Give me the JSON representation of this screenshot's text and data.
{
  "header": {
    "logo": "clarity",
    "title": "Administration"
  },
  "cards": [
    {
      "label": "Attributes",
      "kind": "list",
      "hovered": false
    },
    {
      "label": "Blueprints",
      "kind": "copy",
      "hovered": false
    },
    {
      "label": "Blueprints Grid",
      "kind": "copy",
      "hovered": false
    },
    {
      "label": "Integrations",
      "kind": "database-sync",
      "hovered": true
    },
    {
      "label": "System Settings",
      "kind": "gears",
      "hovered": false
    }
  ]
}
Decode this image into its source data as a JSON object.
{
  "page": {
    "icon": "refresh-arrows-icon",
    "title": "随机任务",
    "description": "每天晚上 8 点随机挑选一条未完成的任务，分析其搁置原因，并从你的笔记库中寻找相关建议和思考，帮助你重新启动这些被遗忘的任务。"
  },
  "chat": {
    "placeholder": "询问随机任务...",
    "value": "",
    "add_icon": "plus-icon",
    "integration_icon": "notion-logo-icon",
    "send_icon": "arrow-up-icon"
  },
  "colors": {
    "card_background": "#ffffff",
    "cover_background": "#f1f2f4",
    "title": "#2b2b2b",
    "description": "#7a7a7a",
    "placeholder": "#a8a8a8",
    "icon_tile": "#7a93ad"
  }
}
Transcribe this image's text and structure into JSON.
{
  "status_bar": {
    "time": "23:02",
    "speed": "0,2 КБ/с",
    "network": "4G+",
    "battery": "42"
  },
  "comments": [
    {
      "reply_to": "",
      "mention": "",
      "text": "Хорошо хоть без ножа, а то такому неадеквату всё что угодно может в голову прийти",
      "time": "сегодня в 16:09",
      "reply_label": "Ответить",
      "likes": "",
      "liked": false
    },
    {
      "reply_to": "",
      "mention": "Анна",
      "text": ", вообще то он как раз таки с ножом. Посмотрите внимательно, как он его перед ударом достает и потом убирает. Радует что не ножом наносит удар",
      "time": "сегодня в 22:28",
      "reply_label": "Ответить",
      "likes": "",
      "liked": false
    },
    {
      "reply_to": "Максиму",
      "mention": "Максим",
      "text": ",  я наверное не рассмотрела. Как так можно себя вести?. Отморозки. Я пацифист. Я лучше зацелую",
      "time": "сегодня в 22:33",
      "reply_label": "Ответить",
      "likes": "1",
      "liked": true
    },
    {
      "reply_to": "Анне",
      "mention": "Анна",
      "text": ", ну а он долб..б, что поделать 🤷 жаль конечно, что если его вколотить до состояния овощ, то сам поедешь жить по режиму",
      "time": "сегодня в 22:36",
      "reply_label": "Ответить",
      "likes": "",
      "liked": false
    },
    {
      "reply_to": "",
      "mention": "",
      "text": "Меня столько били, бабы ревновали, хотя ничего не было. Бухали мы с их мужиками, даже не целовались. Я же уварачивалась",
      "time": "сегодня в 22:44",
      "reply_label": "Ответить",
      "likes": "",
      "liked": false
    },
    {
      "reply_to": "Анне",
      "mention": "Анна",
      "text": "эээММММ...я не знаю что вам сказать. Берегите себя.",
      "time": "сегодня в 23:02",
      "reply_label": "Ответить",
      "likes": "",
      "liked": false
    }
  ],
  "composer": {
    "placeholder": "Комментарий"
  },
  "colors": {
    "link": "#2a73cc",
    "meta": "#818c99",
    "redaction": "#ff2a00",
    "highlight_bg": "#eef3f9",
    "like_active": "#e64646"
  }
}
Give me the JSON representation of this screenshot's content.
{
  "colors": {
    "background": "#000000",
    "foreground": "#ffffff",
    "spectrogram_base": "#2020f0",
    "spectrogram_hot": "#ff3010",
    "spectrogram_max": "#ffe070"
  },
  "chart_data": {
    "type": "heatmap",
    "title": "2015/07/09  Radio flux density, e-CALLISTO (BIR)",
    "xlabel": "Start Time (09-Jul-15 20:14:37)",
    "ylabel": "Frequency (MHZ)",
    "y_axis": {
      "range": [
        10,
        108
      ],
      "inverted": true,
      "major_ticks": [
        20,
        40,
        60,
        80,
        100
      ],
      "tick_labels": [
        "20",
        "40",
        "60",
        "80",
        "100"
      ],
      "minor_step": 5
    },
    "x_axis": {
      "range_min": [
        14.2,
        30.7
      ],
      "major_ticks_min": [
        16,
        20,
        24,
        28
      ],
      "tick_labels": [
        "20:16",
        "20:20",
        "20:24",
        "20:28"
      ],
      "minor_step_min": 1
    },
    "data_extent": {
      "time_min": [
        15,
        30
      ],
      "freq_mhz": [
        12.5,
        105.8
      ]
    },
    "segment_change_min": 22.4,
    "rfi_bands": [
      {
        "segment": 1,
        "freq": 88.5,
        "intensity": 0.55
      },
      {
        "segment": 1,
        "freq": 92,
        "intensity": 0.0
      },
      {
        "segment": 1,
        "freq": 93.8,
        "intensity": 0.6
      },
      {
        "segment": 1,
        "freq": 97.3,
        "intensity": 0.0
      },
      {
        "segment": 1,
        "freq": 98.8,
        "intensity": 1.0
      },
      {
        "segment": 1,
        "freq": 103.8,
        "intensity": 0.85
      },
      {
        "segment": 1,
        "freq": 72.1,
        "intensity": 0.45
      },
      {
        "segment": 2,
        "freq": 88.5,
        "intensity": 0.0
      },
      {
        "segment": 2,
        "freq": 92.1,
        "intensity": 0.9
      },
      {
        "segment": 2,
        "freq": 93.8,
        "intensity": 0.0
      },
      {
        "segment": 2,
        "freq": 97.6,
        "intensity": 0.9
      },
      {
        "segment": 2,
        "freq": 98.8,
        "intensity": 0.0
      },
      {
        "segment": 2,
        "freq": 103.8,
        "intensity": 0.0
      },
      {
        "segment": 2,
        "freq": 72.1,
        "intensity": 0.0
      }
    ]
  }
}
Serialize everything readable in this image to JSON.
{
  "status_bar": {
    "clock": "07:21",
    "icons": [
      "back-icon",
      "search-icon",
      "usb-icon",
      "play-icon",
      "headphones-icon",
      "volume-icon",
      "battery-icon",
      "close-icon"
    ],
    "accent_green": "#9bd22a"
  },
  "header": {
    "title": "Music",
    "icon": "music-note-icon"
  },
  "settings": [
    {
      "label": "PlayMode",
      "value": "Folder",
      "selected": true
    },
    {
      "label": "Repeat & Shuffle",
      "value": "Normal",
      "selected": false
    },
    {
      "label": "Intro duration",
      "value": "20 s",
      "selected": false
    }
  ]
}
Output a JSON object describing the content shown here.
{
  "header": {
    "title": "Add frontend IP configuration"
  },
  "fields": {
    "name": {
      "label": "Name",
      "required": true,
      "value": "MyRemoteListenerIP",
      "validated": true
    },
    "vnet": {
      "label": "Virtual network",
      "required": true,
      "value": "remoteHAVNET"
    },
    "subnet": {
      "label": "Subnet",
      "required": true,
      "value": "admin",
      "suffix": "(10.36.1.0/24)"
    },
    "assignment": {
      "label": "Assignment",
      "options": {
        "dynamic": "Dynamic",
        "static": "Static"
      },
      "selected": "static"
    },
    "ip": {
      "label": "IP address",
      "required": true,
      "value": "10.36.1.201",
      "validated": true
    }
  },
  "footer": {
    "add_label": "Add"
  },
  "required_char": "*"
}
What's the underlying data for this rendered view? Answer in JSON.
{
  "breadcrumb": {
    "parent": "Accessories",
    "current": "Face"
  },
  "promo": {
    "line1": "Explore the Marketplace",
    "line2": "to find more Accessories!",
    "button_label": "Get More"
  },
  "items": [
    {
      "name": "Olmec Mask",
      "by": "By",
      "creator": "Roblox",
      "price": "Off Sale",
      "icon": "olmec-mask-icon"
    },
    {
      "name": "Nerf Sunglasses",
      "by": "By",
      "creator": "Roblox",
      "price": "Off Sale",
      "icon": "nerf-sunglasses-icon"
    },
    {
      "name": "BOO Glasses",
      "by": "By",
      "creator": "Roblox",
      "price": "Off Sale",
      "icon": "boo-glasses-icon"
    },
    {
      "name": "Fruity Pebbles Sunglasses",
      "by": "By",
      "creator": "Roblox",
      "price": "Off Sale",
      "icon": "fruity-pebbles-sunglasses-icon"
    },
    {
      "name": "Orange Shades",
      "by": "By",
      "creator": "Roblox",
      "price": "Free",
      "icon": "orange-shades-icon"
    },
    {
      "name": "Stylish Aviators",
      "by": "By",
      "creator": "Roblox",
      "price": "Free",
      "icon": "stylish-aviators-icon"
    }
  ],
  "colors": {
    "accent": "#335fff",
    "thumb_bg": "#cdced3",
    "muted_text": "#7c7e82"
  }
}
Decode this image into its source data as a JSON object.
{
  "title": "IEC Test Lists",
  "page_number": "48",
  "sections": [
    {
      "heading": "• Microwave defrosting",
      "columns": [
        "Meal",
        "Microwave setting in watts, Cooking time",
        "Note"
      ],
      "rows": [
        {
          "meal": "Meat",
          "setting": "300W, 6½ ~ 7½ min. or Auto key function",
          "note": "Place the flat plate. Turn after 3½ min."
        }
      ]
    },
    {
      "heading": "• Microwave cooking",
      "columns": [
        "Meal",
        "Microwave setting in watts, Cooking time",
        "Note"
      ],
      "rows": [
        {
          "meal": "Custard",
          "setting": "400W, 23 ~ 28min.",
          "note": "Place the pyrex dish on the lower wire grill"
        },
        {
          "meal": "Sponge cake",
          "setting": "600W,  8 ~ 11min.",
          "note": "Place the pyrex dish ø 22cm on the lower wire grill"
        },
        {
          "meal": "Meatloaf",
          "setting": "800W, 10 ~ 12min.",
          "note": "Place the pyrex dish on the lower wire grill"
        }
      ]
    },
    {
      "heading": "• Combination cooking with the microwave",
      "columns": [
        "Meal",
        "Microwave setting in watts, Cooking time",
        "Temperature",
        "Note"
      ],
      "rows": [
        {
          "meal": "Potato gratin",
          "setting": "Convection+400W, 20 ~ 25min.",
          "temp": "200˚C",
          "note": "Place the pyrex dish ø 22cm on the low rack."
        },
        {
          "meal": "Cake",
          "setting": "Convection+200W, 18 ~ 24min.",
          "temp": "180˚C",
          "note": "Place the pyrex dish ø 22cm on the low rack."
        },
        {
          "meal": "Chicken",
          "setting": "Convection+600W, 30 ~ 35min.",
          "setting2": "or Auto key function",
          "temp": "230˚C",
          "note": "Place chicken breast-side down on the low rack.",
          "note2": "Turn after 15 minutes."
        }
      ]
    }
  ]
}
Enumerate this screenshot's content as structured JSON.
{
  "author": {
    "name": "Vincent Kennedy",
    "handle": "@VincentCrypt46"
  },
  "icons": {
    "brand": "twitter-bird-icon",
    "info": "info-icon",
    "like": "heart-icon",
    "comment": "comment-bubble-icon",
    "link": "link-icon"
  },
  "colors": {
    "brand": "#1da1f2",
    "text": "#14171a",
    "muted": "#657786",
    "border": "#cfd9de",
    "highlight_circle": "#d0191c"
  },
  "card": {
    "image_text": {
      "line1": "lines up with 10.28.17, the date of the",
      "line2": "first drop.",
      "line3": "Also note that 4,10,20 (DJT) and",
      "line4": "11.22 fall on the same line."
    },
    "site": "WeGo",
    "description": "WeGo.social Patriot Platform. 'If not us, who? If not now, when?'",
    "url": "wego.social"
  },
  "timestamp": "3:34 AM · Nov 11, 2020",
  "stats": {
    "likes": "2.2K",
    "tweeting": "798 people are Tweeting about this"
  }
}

* * * *

**OBJECTIVE:** Identify every line holding the word "title" and copy it out.

**FINISHED EXERCISE:**
    "title": "Administration"
    "title": "随机任务",
    "title": "#2b2b2b",
    "title": "2015/07/09  Radio flux density, e-CALLISTO (BIR)",
    "title": "Music",
    "title": "Add frontend IP configuration"
  "title": "IEC Test Lists",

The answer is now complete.